** Start **

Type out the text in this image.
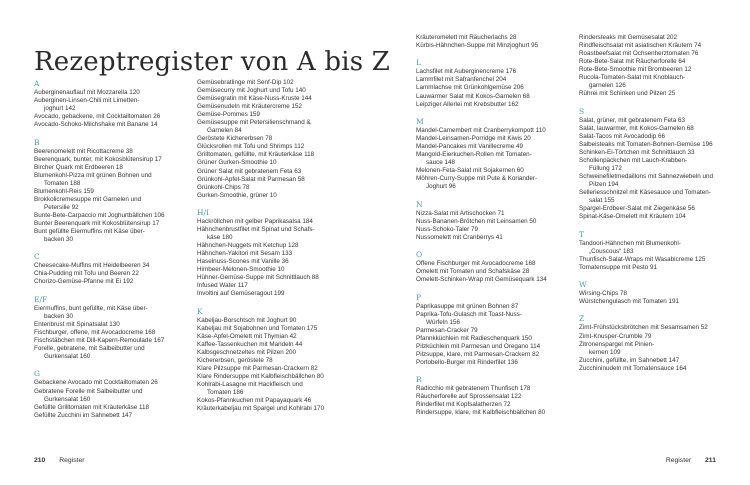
Rezeptregister von A bis Z
A
Auberginenauflauf mit Mozzarella 120
Auberginen-Linsen-Chili mit Limetten-
joghurt 142
Avocado, gebackene, mit Cocktailtomaten 26
Avocado-Schoko-Milchshake mit Banane 14
B
Beerenomelett mit Ricottacreme 38
Beerenquark, bunter, mit Kokosblütensirup 17
Bircher Quark mit Erdbeeren 18
Blumenkohl-Pizza mit grünen Bohnen und
Tomaten 188
Blumenkohl-Reis 159
Brokkolicremesuppe mit Garnelen und
Petersilie 92
Bunte-Bete-Carpaccio mit Joghurtbällchen 106
Bunter Beerenquark mit Kokosblütensirup 17
Bunt gefüllte Eiermuffins mit Käse über-
backen 30
C
Cheesecake-Muffins mit Heidelbeeren 34
Chia-Pudding mit Tofu und Beeren 22
Chorizo-Gemüse-Pfanne mit Ei 192
E/F
Eiermuffins, bunt gefüllte, mit Käse über-
backen 30
Entenbrust mit Spinatsalat 130
Fischburger, offene, mit Avocadocreme 168
Fischstäbchen mit Dill-Kapern-Remoulade 167
Forelle, gebratene, mit Salbeibutter und
Gurkensalat 160
G
Gebackene Avocado mit Cocktailtomaten 26
Gebratene Forelle mit Salbeibutter und
Gurkensalat 160
Gefüllte Grilltomaten mit Kräuterkäse 118
Gefüllte Zucchini im Sahnebett 147
Gemüsebratlinge mit Senf-Dip 102
Gemüsecurry mit Joghurt und Tofu 140
Gemüsegratin mit Käse-Nuss-Kruste 144
Gemüsenudeln mit Kräutercreme 152
Gemüse-Pommes 159
Gemüsesuppe mit Petersilienschmand &
Garnelen 84
Geröstete Kichererbsen 78
Glücksrollen mit Tofu und Shrimps 112
Grilltomaten, gefüllte, mit Kräuterkäse 118
Grüner Gurken-Smoothie 10
Grüner Salat mit gebratenem Feta 63
Grünkohl-Apfel-Salat mit Parmesan 58
Grünkohl-Chips 78
Gurken-Smoothie, grüner 10
H/I
Hackröllchen mit gelber Paprikasalsa 184
Hähnchenbrustfilet mit Spinat und Schafs-
käse 180
Hähnchen-Nuggets mit Ketchup 128
Hähnchen-Yakitori mit Sesam 133
Haselnuss-Scones mit Vanille 36
Himbeer-Melonen-Smoothie 10
Hühner-Gemüse-Suppe mit Schnittlauch 88
Infused Water 117
Involtini auf Gemüseragout 199
K
Kabeljau-Borschtsch mit Joghurt 90
Kabeljau mit Sojabohnen und Tomaten 175
Käse-Apfel-Omelett mit Thymian 42
Kaffee-Tassenkuchen mit Mandeln 44
Kalbsgeschnetzeltes mit Pilzen 200
Kichererbsen, geröstete 78
Klare Pilzsuppe mit Parmesan-Crackern 82
Klare Rindersuppe mit Kalbfleischbällchen 80
Kohlrabi-Lasagne mit Hackfleisch und
Tomaten 186
Kokos-Pfannkuchen mit Papayaquark 46
Kräuterkabeljau mit Spargel und Kohlrabi 170
Kräuteromelett mit Räucherlachs 28
Kürbis-Hähnchen-Suppe mit Minzjoghurt 95
L
Lachsfilet mit Auberginencreme 176
Lammfilet mit Safranfenchel 204
Lammlachse mit Grünkohlgemüse 206
Lauwarmer Salat mit Kokos-Garnelen 68
Leipziger Allerlei mit Krebsbutter 162
M
Mandel-Camembert mit Cranberrykompott 110
Mandel-Leinsamen-Porridge mit Kiwis 20
Mandel-Pancakes mit Vanillecreme 49
Mangold-Eierkuchen-Rollen mit Tomaten-
sauce 148
Melonen-Feta-Salat mit Sojakernen 60
Möhren-Curry-Suppe mit Pute & Koriander-
Joghurt 96
N
Nizza-Salat mit Artischocken 71
Nuss-Bananen-Brötchen mit Leinsamen 50
Nuss-Schoko-Taler 79
Nussomelett mit Cranberrys 41
O
Offene Fischburger mit Avocadocreme 168
Omelett mit Tomaten und Schafskäse 28
Omelett-Schinken-Wrap mit Gemüsequark 134
P
Paprikasuppe mit grünen Bohnen 87
Paprika-Tofu-Gulasch mit Toast-Nuss-
Würfeln 156
Parmesan-Cracker 79
Pfannkküchlein mit Radieschenquark 150
Pilzküchlein mit Parmesan und Oregano 114
Pilzsuppe, klare, mit Parmesan-Crackern 82
Portobello-Burger mit Rinderfilet 136
R
Radicchio mit gebratenem Thunfisch 178
Räucherforelle auf Sprossensalat 122
Rinderfilet mit Kopfsalatherzen 72
Rindersuppe, klare, mit Kalbfleischbällchen 80
Rindersteaks mit Gemüsesalat 202
Rindfleischsalat mit asiatischen Kräutern 74
Roastbeefsalat mit Ochsenherztomaten 76
Rote-Bete-Salat mit Räucherforelle 64
Rote-Bete-Smoothie mit Brombeeren 12
Rucola-Tomaten-Salat mit Knoblauch-
garnelen 126
Rührei mit Schinken und Pilzen 25
S
Salat, grüner, mit gebratenem Feta 63
Salat, lauwarmer, mit Kokos-Garnelen 68
Salat-Tacos mit Avocadodip 66
Salbeisteaks mit Tomaten-Bohnen-Gemüse 196
Schinken-Ei-Törtchen mit Schnittlauch 33
Schollenpäckchen mit Lauch-Krabben-
Füllung 172
Schweinefiletmedaillons mit Sahnezwiebeln und
Pilzen 194
Selleriesschnitzel mit Käsesauce und Tomaten-
salat 155
Spargel-Erdbeer-Salat mit Ziegenkäse 56
Spinat-Käse-Omelett mit Kräutern 104
T
Tandoori-Hähnchen mit Blumenkohl-
„Couscous“ 183
Thunfisch-Salat-Wraps mit Wasabicreme 125
Tomatensuppe mit Pesto 91
W
Wirsing-Chips 78
Würstchengulasch mit Tomaten 191
Z
Zimt-Frühstücksbrötchen mit Sesamsamen 52
Zimt-Knusper-Crumble 79
Zitronenspargel mit Pinien-
kernen 109
Zucchini, gefüllte, im Sahnebett 147
Zucchininudeln mit Tomatensauce 164
210 Register	Register 211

** End **

_Set problem_
Reproduce each line of the records exactly, and omit every picture.

_Solved exercise_
Type out the text in this image.
Rezeptregister von A bis Z
A
Auberginenauflauf mit Mozzarella 120
Auberginen-Linsen-Chili mit Limetten-
joghurt 142
Avocado, gebackene, mit Cocktailtomaten 26
Avocado-Schoko-Milchshake mit Banane 14
B
Beerenomelett mit Ricottacreme 38
Beerenquark, bunter, mit Kokosblütensirup 17
Bircher Quark mit Erdbeeren 18
Blumenkohl-Pizza mit grünen Bohnen und
Tomaten 188
Blumenkohl-Reis 159
Brokkolicremesuppe mit Garnelen und
Petersilie 92
Bunte-Bete-Carpaccio mit Joghurtbällchen 106
Bunter Beerenquark mit Kokosblütensirup 17
Bunt gefüllte Eiermuffins mit Käse über-
backen 30
C
Cheesecake-Muffins mit Heidelbeeren 34
Chia-Pudding mit Tofu und Beeren 22
Chorizo-Gemüse-Pfanne mit Ei 192
E/F
Eiermuffins, bunt gefüllte, mit Käse über-
backen 30
Entenbrust mit Spinatsalat 130
Fischburger, offene, mit Avocadocreme 168
Fischstäbchen mit Dill-Kapern-Remoulade 167
Forelle, gebratene, mit Salbeibutter und
Gurkensalat 160
G
Gebackene Avocado mit Cocktailtomaten 26
Gebratene Forelle mit Salbeibutter und
Gurkensalat 160
Gefüllte Grilltomaten mit Kräuterkäse 118
Gefüllte Zucchini im Sahnebett 147
Gemüsebratlinge mit Senf-Dip 102
Gemüsecurry mit Joghurt und Tofu 140
Gemüsegratin mit Käse-Nuss-Kruste 144
Gemüsenudeln mit Kräutercreme 152
Gemüse-Pommes 159
Gemüsesuppe mit Petersilienschmand &
Garnelen 84
Geröstete Kichererbsen 78
Glücksrollen mit Tofu und Shrimps 112
Grilltomaten, gefüllte, mit Kräuterkäse 118
Grüner Gurken-Smoothie 10
Grüner Salat mit gebratenem Feta 63
Grünkohl-Apfel-Salat mit Parmesan 58
Grünkohl-Chips 78
Gurken-Smoothie, grüner 10
H/I
Hackröllchen mit gelber Paprikasalsa 184
Hähnchenbrustfilet mit Spinat und Schafs-
käse 180
Hähnchen-Nuggets mit Ketchup 128
Hähnchen-Yakitori mit Sesam 133
Haselnuss-Scones mit Vanille 36
Himbeer-Melonen-Smoothie 10
Hühner-Gemüse-Suppe mit Schnittlauch 88
Infused Water 117
Involtini auf Gemüseragout 199
K
Kabeljau-Borschtsch mit Joghurt 90
Kabeljau mit Sojabohnen und Tomaten 175
Käse-Apfel-Omelett mit Thymian 42
Kaffee-Tassenkuchen mit Mandeln 44
Kalbsgeschnetzeltes mit Pilzen 200
Kichererbsen, geröstete 78
Klare Pilzsuppe mit Parmesan-Crackern 82
Klare Rindersuppe mit Kalbfleischbällchen 80
Kohlrabi-Lasagne mit Hackfleisch und
Tomaten 186
Kokos-Pfannkuchen mit Papayaquark 46
Kräuterkabeljau mit Spargel und Kohlrabi 170
Kräuteromelett mit Räucherlachs 28
Kürbis-Hähnchen-Suppe mit Minzjoghurt 95
L
Lachsfilet mit Auberginencreme 176
Lammfilet mit Safranfenchel 204
Lammlachse mit Grünkohlgemüse 206
Lauwarmer Salat mit Kokos-Garnelen 68
Leipziger Allerlei mit Krebsbutter 162
M
Mandel-Camembert mit Cranberrykompott 110
Mandel-Leinsamen-Porridge mit Kiwis 20
Mandel-Pancakes mit Vanillecreme 49
Mangold-Eierkuchen-Rollen mit Tomaten-
sauce 148
Melonen-Feta-Salat mit Sojakernen 60
Möhren-Curry-Suppe mit Pute & Koriander-
Joghurt 96
N
Nizza-Salat mit Artischocken 71
Nuss-Bananen-Brötchen mit Leinsamen 50
Nuss-Schoko-Taler 79
Nussomelett mit Cranberrys 41
O
Offene Fischburger mit Avocadocreme 168
Omelett mit Tomaten und Schafskäse 28
Omelett-Schinken-Wrap mit Gemüsequark 134
P
Paprikasuppe mit grünen Bohnen 87
Paprika-Tofu-Gulasch mit Toast-Nuss-
Würfeln 156
Parmesan-Cracker 79
Pfannkküchlein mit Radieschenquark 150
Pilzküchlein mit Parmesan und Oregano 114
Pilzsuppe, klare, mit Parmesan-Crackern 82
Portobello-Burger mit Rinderfilet 136
R
Radicchio mit gebratenem Thunfisch 178
Räucherforelle auf Sprossensalat 122
Rinderfilet mit Kopfsalatherzen 72
Rindersuppe, klare, mit Kalbfleischbällchen 80
Rindersteaks mit Gemüsesalat 202
Rindfleischsalat mit asiatischen Kräutern 74
Roastbeefsalat mit Ochsenherztomaten 76
Rote-Bete-Salat mit Räucherforelle 64
Rote-Bete-Smoothie mit Brombeeren 12
Rucola-Tomaten-Salat mit Knoblauch-
garnelen 126
Rührei mit Schinken und Pilzen 25
S
Salat, grüner, mit gebratenem Feta 63
Salat, lauwarmer, mit Kokos-Garnelen 68
Salat-Tacos mit Avocadodip 66
Salbeisteaks mit Tomaten-Bohnen-Gemüse 196
Schinken-Ei-Törtchen mit Schnittlauch 33
Schollenpäckchen mit Lauch-Krabben-
Füllung 172
Schweinefiletmedaillons mit Sahnezwiebeln und
Pilzen 194
Selleriesschnitzel mit Käsesauce und Tomaten-
salat 155
Spargel-Erdbeer-Salat mit Ziegenkäse 56
Spinat-Käse-Omelett mit Kräutern 104
T
Tandoori-Hähnchen mit Blumenkohl-
„Couscous“ 183
Thunfisch-Salat-Wraps mit Wasabicreme 125
Tomatensuppe mit Pesto 91
W
Wirsing-Chips 78
Würstchengulasch mit Tomaten 191
Z
Zimt-Frühstücksbrötchen mit Sesamsamen 52
Zimt-Knusper-Crumble 79
Zitronenspargel mit Pinien-
kernen 109
Zucchini, gefüllte, im Sahnebett 147
Zucchininudeln mit Tomatensauce 164
210 Register	Register 211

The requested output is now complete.